▸ **Task details**
Skip the pictures and extract all of the lines exactly as written.

====

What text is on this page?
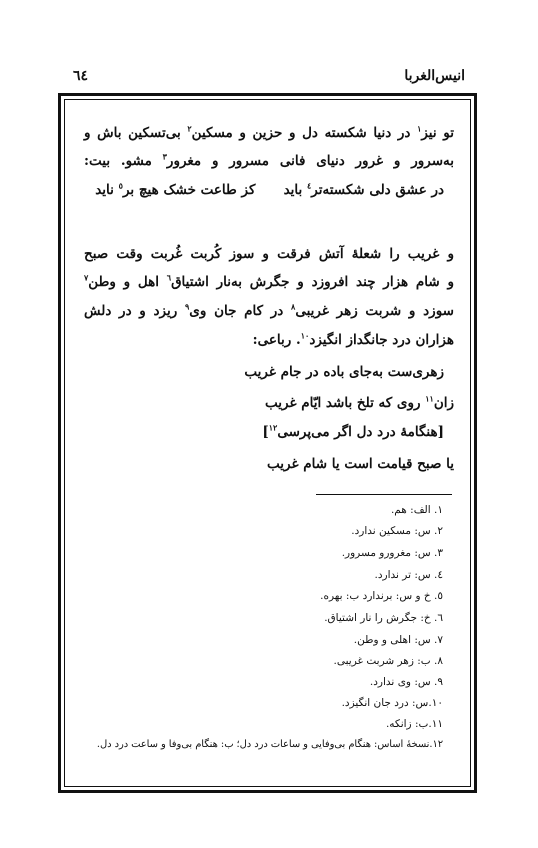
انیس‌الغربا
٦٤
تو نیز$^١$ در دنیا شکسته دل و حزین و مسکین$^٢$ بی‌تسکین باش و
به‌سرور و غرور دنیای فانی مسرور و مغرور$^٣$ مشو. بیت:
در عشق دلی شکسته‌تر$^٤$ باید      کز طاعت خشک هیچ بر$^٥$ ناید
و غریب را شعلهٔ آتش فرقت و سوز کُربت غُربت وقت صبح
و شام هزار چند افروزد و جگرش به‌نار اشتیاق$^٦$ اهل و وطن$^٧$
سوزد و شربت زهر غریبی$^٨$ در کام جان وی$^٩$ ریزد و در دلش
هزاران درد جانگداز انگیزد$^{١٠}$. رباعی:
زهری‌ست به‌جای باده در جام غریب
زان$^{١١}$ روی که تلخ باشد ایّام غریب
[هنگامهٔ درد دل اگر می‌پرسی$^{١٢}$]
یا صبح قیامت است یا شام غریب
١. الف: هم.
٢. س: مسکین ندارد.
٣. س: مغرورو مسرور.
٤. س: تر ندارد.
٥. خ و س: برندارد ب: بهره.
٦. خ: جگرش را نار اشتیاق.
٧. س: اهلی و وطن.
٨. ب: زهر شربت غریبی.
٩. س: وی ندارد.
١٠.س: درد جان انگیزد.
١١.ب: زانکه.
١٢.نسخهٔ اساس: هنگام بی‌وفایی و ساعات درد دل؛ ب: هنگام بی‌وفا و ساعت درد دل.
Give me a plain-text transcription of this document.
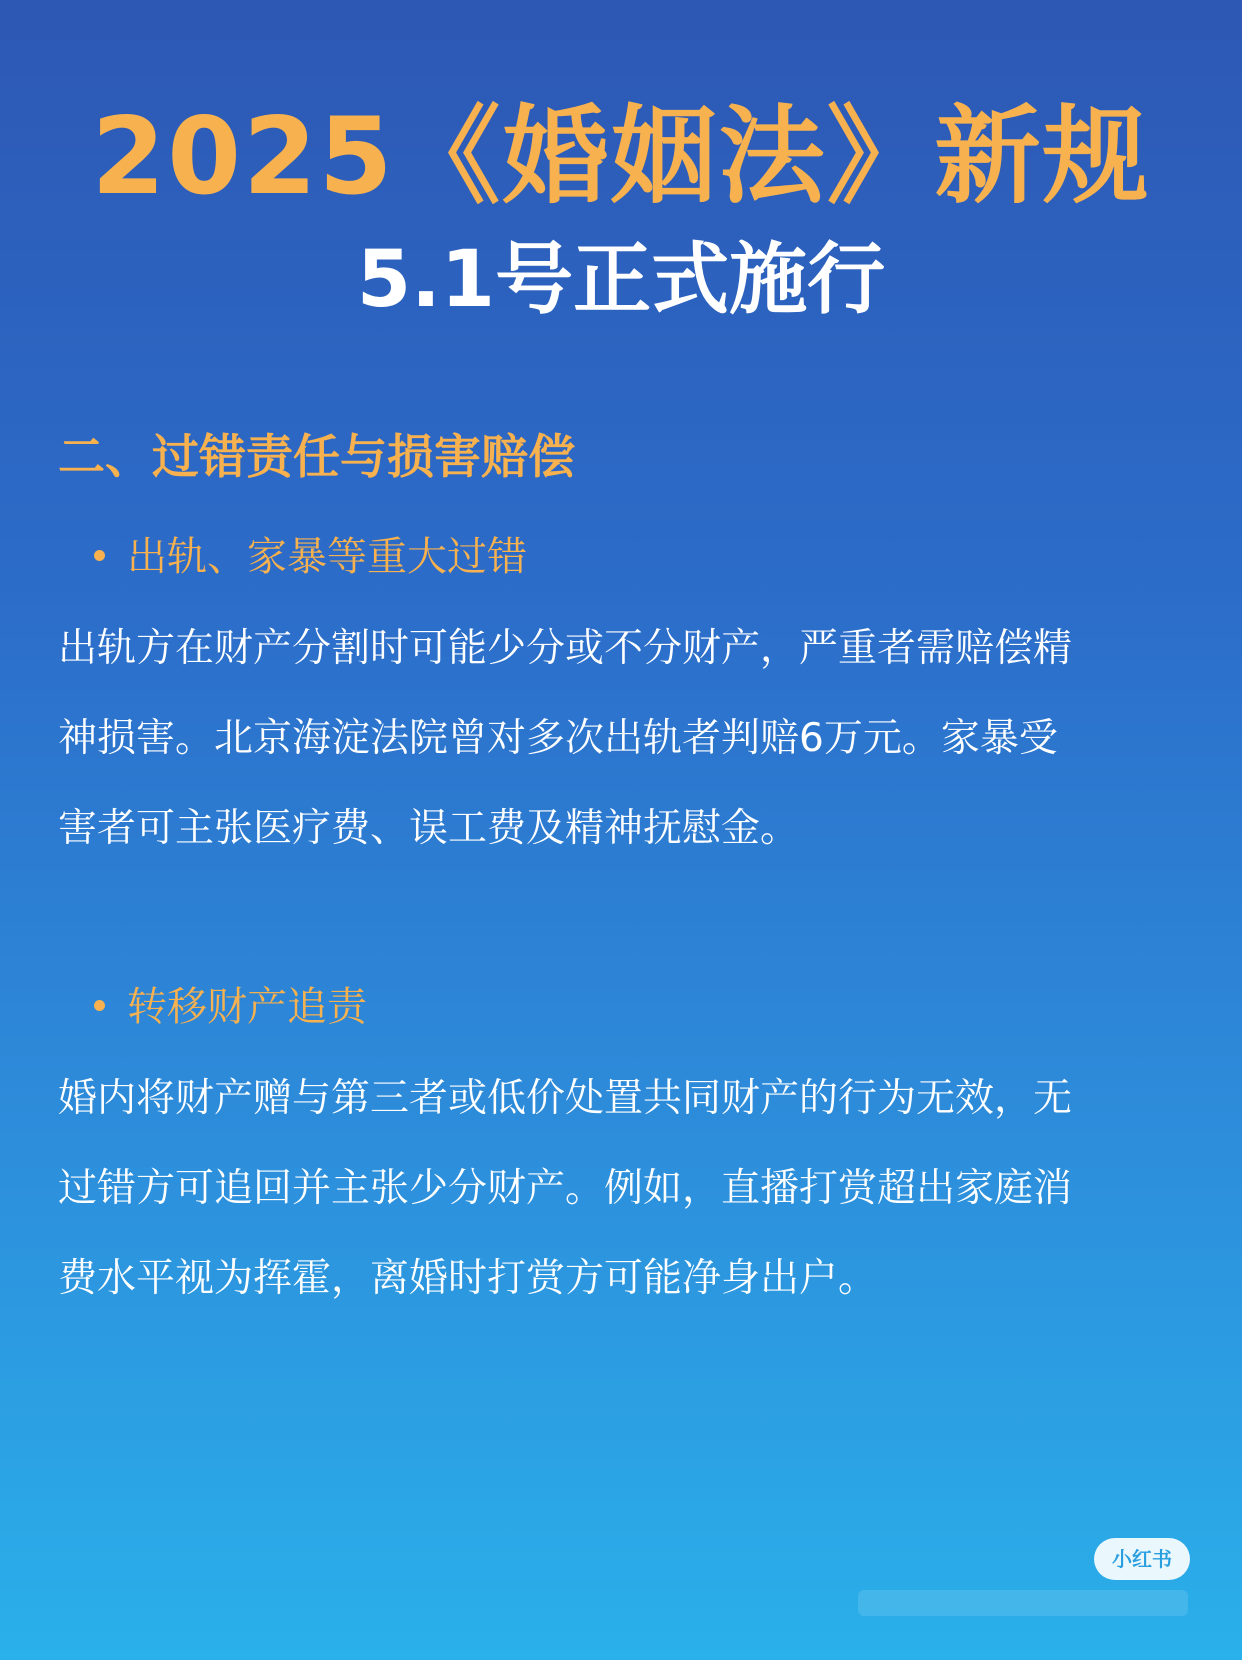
2025《婚姻法》新规
5.1号正式施行
二、过错责任与损害赔偿
出轨、家暴等重大过错
出轨方在财产分割时可能少分或不分财产，严重者需赔偿精
神损害。北京海淀法院曾对多次出轨者判赔6万元。家暴受
害者可主张医疗费、误工费及精神抚慰金。
转移财产追责
婚内将财产赠与第三者或低价处置共同财产的行为无效，无
过错方可追回并主张少分财产。例如，直播打赏超出家庭消
费水平视为挥霍，离婚时打赏方可能净身出户。
小红书
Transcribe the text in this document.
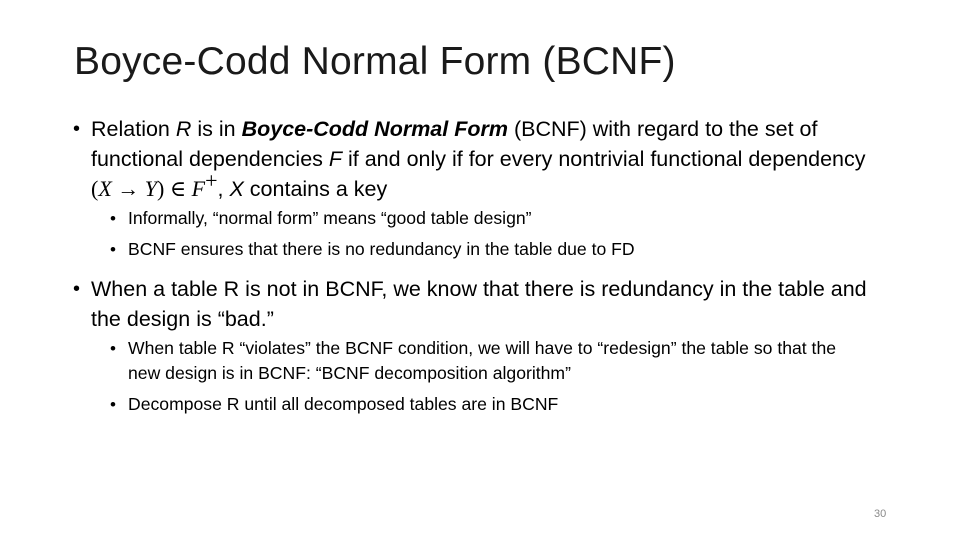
Boyce-Codd Normal Form (BCNF)
• Relation R is in Boyce-Codd Normal Form (BCNF) with regard to the set of functional dependencies F if and only if for every nontrivial functional dependency (X → Y) ∈ F+, X contains a key
• Informally, “normal form” means “good table design”
• BCNF ensures that there is no redundancy in the table due to FD
• When a table R is not in BCNF, we know that there is redundancy in the table and the design is “bad.”
• When table R “violates” the BCNF condition, we will have to “redesign” the table so that the new design is in BCNF: “BCNF decomposition algorithm”
• Decompose R until all decomposed tables are in BCNF
30
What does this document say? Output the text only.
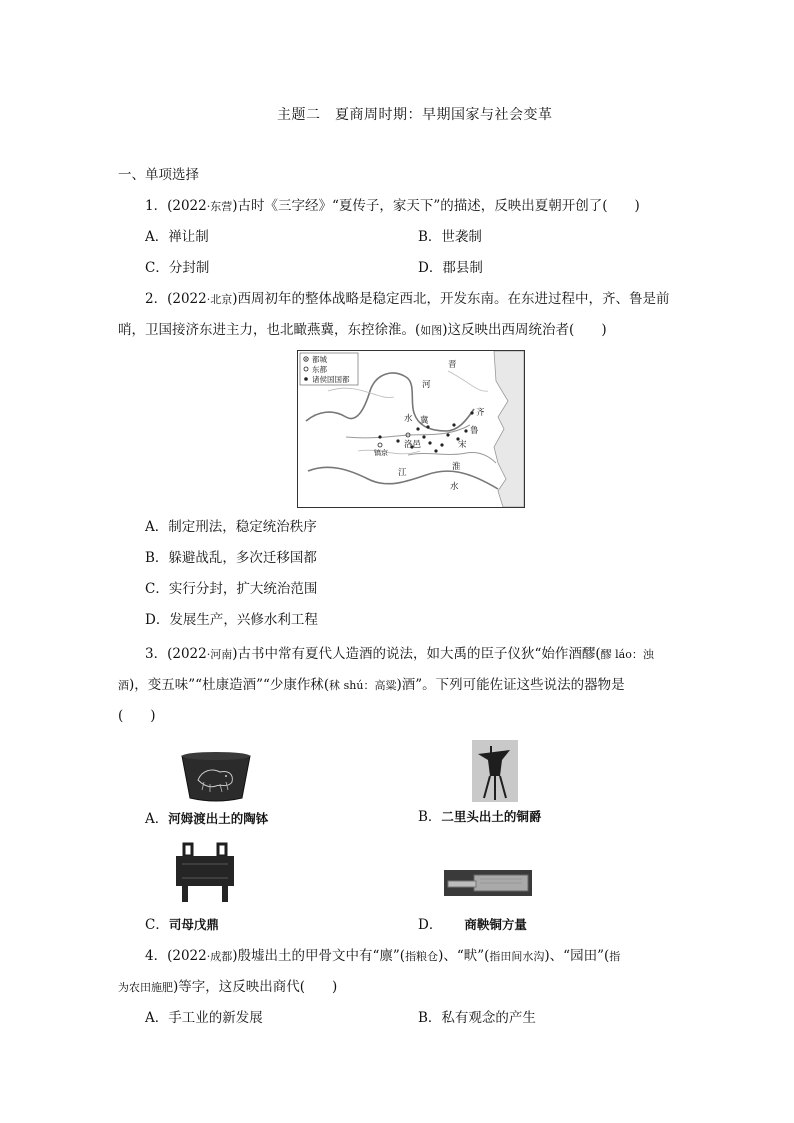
主题二　夏商周时期：早期国家与社会变革
一、单项选择
1．(2022·东营)古时《三字经》“夏传子，家天下”的描述，反映出夏朝开创了(　　)
A．禅让制	B．世袭制
C．分封制	D．郡县制
2．(2022·北京)西周初年的整体战略是稳定西北，开发东南。在东进过程中，齐、鲁是前
哨，卫国接济东进主力，也北瞰燕冀，东控徐淮。(如图)这反映出西周统治者(　　)
都城
东都
诸侯国国都
晋
河
水 冀
齐
鲁
宋
洛邑
镐京
江
淮
水
A．制定刑法，稳定统治秩序
B．躲避战乱，多次迁移国都
C．实行分封，扩大统治范围
D．发展生产，兴修水利工程
3．(2022·河南)古书中常有夏代人造酒的说法，如大禹的臣子仪狄“始作酒醪(醪 láo：浊
酒)，变五味”“杜康造酒”“少康作秫(秫 shú：高粱)酒”。下列可能佐证这些说法的器物是
(　　)
A．河姆渡出土的陶钵	B．二里头出土的铜爵
C．司母戊鼎	D． 商鞅铜方量
4．(2022·成都)殷墟出土的甲骨文中有“廪”(指粮仓)、“畎”(指田间水沟)、“园田”(指
为农田施肥)等字，这反映出商代(　　)
A．手工业的新发展	B．私有观念的产生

====

▸ **Worked answer**
What text is on this page?
انیس‌الغربا
٦٤
تو نیز$^١$ در دنیا شکسته دل و حزین و مسکین$^٢$ بی‌تسکین باش و
به‌سرور و غرور دنیای فانی مسرور و مغرور$^٣$ مشو. بیت:
در عشق دلی شکسته‌تر$^٤$ باید      کز طاعت خشک هیچ بر$^٥$ ناید
و غریب را شعلهٔ آتش فرقت و سوز کُربت غُربت وقت صبح
و شام هزار چند افروزد و جگرش به‌نار اشتیاق$^٦$ اهل و وطن$^٧$
سوزد و شربت زهر غریبی$^٨$ در کام جان وی$^٩$ ریزد و در دلش
هزاران درد جانگداز انگیزد$^{١٠}$. رباعی:
زهری‌ست به‌جای باده در جام غریب
زان$^{١١}$ روی که تلخ باشد ایّام غریب
[هنگامهٔ درد دل اگر می‌پرسی$^{١٢}$]
یا صبح قیامت است یا شام غریب
١. الف: هم.
٢. س: مسکین ندارد.
٣. س: مغرورو مسرور.
٤. س: تر ندارد.
٥. خ و س: برندارد ب: بهره.
٦. خ: جگرش را نار اشتیاق.
٧. س: اهلی و وطن.
٨. ب: زهر شربت غریبی.
٩. س: وی ندارد.
١٠.س: درد جان انگیزد.
١١.ب: زانکه.
١٢.نسخهٔ اساس: هنگام بی‌وفایی و ساعات درد دل؛ ب: هنگام بی‌وفا و ساعت درد دل.
Give me a plain-text transcription of this document.
2025《婚姻法》新规
5.1号正式施行
二、过错责任与损害赔偿
出轨、家暴等重大过错
出轨方在财产分割时可能少分或不分财产，严重者需赔偿精
神损害。北京海淀法院曾对多次出轨者判赔6万元。家暴受
害者可主张医疗费、误工费及精神抚慰金。
转移财产追责
婚内将财产赠与第三者或低价处置共同财产的行为无效，无
过错方可追回并主张少分财产。例如，直播打赏超出家庭消
费水平视为挥霍，离婚时打赏方可能净身出户。
小红书
Transcribe the text in this document.
Boyce-Codd Normal Form (BCNF)
• Relation R is in Boyce-Codd Normal Form (BCNF) with regard to the set of functional dependencies F if and only if for every nontrivial functional dependency (X → Y) ∈ F+, X contains a key
• Informally, “normal form” means “good table design”
• BCNF ensures that there is no redundancy in the table due to FD
• When a table R is not in BCNF, we know that there is redundancy in the table and the design is “bad.”
• When table R “violates” the BCNF condition, we will have to “redesign” the table so that the new design is in BCNF: “BCNF decomposition algorithm”
• Decompose R until all decomposed tables are in BCNF
30
What does this document say? Output the text only.
主题二　夏商周时期：早期国家与社会变革
一、单项选择
1．(2022·东营)古时《三字经》“夏传子，家天下”的描述，反映出夏朝开创了(　　)
A．禅让制	B．世袭制
C．分封制	D．郡县制
2．(2022·北京)西周初年的整体战略是稳定西北，开发东南。在东进过程中，齐、鲁是前
哨，卫国接济东进主力，也北瞰燕冀，东控徐淮。(如图)这反映出西周统治者(　　)
都城
东都
诸侯国国都
晋
河
水 冀
齐
鲁
宋
洛邑
镐京
江
淮
水
A．制定刑法，稳定统治秩序
B．躲避战乱，多次迁移国都
C．实行分封，扩大统治范围
D．发展生产，兴修水利工程
3．(2022·河南)古书中常有夏代人造酒的说法，如大禹的臣子仪狄“始作酒醪(醪 láo：浊
酒)，变五味”“杜康造酒”“少康作秫(秫 shú：高粱)酒”。下列可能佐证这些说法的器物是
(　　)
A．河姆渡出土的陶钵	B．二里头出土的铜爵
C．司母戊鼎	D． 商鞅铜方量
4．(2022·成都)殷墟出土的甲骨文中有“廪”(指粮仓)、“畎”(指田间水沟)、“园田”(指
为农田施肥)等字，这反映出商代(　　)
A．手工业的新发展	B．私有观念的产生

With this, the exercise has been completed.